◆ Instruction
Below are the records. Gather each line that holds "Navigation".

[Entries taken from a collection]
▬▬▬▬▬▬▬▬▬▬

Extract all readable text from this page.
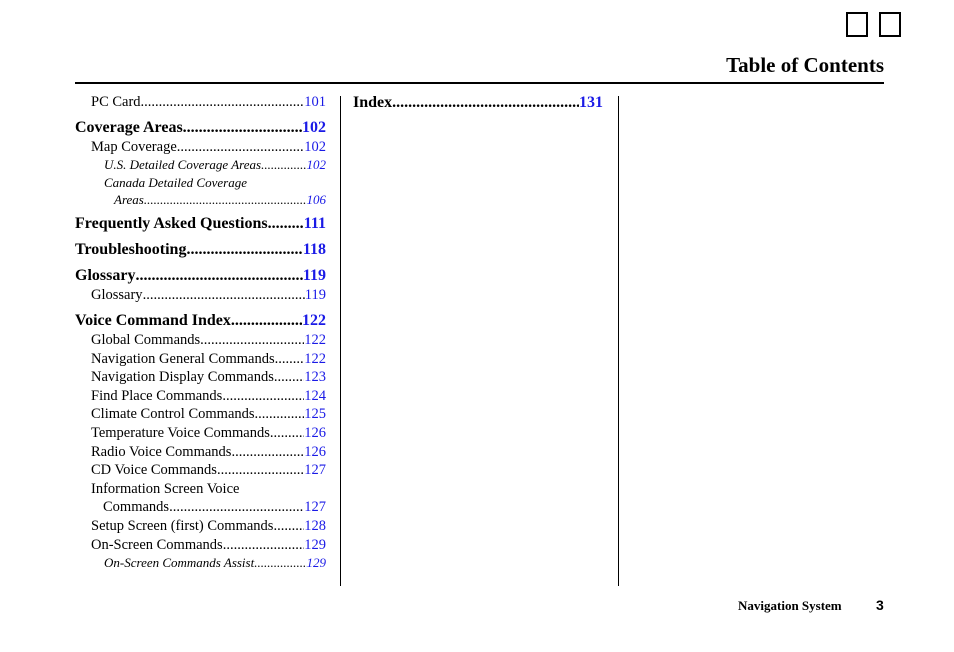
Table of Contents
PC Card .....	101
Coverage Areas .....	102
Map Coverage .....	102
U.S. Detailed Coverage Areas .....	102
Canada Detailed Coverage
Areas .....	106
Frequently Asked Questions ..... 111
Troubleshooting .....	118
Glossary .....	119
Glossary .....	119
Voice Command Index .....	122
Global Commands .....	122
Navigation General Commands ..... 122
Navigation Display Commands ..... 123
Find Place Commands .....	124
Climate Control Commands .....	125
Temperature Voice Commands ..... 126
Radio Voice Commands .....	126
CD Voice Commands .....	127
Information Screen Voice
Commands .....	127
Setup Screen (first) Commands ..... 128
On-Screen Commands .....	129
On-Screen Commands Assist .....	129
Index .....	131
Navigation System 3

▬▬▬▬▬▬▬▬▬▬

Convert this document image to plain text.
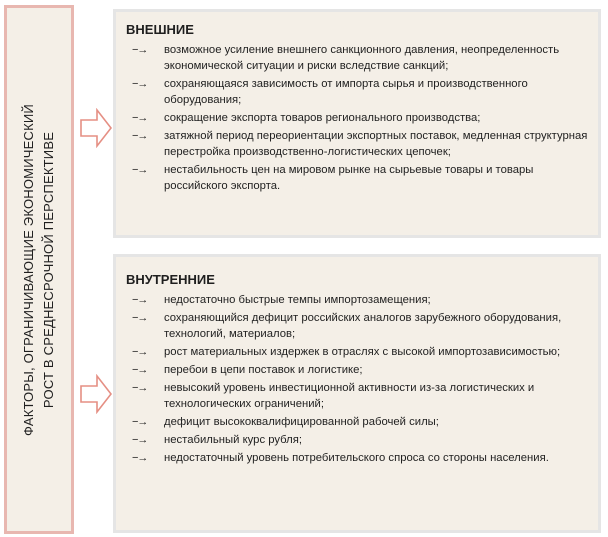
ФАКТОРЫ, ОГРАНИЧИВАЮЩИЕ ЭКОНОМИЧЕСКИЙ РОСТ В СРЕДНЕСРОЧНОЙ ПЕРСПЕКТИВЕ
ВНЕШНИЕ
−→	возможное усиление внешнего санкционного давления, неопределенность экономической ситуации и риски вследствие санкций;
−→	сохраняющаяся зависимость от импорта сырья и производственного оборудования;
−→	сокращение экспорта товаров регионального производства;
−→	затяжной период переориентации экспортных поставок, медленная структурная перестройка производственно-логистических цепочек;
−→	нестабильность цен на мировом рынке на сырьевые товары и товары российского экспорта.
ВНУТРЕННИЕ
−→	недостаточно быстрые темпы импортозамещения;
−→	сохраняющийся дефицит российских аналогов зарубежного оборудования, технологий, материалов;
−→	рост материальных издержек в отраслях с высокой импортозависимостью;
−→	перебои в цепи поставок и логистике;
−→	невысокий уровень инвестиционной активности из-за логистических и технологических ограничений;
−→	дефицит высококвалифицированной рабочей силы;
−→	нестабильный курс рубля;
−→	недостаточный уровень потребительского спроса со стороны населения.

▬▬▬▬▬▬▬▬▬▬

◆ Result of this task
Navigation General Commands ..... 122
Navigation Display Commands ..... 123
Navigation System 3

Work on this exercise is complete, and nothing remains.